··· Entries ···
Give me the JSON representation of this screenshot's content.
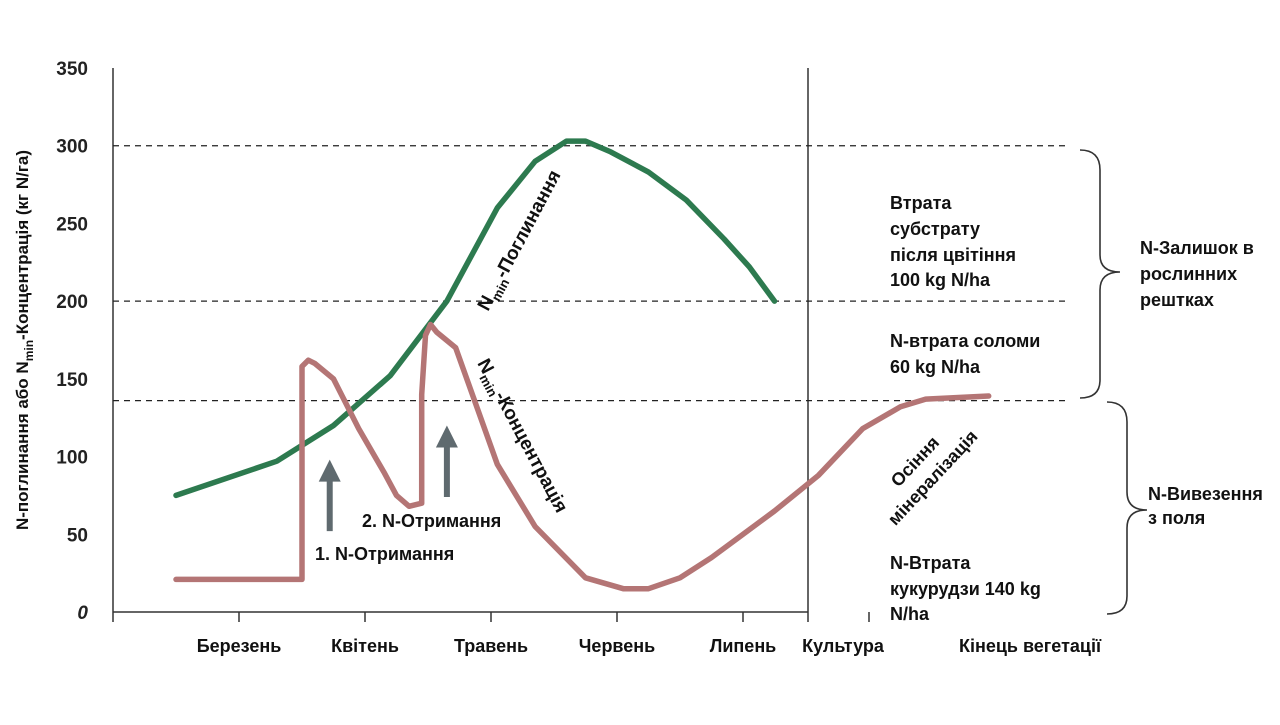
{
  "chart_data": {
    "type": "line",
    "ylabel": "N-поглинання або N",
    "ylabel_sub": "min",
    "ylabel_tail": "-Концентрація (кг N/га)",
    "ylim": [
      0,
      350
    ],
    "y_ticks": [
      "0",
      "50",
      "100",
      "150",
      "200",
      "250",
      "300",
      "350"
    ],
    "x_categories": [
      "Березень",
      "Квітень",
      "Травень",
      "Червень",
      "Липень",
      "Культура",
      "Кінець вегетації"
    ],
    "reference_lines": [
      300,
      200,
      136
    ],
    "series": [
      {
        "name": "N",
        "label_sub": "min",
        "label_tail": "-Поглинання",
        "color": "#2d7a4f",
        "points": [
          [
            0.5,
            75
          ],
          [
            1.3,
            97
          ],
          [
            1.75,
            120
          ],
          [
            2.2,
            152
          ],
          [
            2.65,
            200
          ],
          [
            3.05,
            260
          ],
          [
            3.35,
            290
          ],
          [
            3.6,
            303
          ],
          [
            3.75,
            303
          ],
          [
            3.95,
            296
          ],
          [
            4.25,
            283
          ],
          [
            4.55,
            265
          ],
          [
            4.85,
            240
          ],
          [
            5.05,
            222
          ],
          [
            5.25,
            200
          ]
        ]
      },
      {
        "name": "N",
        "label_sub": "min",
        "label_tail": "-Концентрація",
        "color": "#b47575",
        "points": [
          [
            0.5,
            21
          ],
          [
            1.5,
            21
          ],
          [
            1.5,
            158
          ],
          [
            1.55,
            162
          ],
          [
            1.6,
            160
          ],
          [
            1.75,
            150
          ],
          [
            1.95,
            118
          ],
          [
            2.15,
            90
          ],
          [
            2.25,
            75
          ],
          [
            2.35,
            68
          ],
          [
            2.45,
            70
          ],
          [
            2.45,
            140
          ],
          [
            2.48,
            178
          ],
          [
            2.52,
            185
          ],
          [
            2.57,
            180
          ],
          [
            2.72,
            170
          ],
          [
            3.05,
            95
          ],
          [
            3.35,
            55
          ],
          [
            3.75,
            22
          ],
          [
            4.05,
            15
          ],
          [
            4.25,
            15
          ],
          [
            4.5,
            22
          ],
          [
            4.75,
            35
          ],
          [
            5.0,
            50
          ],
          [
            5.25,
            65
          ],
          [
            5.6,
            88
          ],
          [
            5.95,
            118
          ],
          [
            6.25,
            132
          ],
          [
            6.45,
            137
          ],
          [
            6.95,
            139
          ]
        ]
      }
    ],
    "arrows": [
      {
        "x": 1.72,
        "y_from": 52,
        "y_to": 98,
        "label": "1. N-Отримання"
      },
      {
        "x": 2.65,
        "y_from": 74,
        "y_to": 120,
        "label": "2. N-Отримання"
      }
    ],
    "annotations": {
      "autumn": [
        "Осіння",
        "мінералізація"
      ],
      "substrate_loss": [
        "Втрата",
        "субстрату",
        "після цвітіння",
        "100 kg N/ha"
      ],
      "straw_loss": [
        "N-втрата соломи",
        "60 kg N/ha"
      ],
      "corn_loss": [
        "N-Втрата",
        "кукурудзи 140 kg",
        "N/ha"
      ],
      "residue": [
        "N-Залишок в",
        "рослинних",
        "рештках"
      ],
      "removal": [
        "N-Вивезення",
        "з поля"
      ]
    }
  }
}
···
■ Short exercise
Show each line in the entries that holds the string "Концентрація".

■ Exercise solution
    "ylabel_tail": "-Концентрація (кг N/га)",
        "label_tail": "-Концентрація",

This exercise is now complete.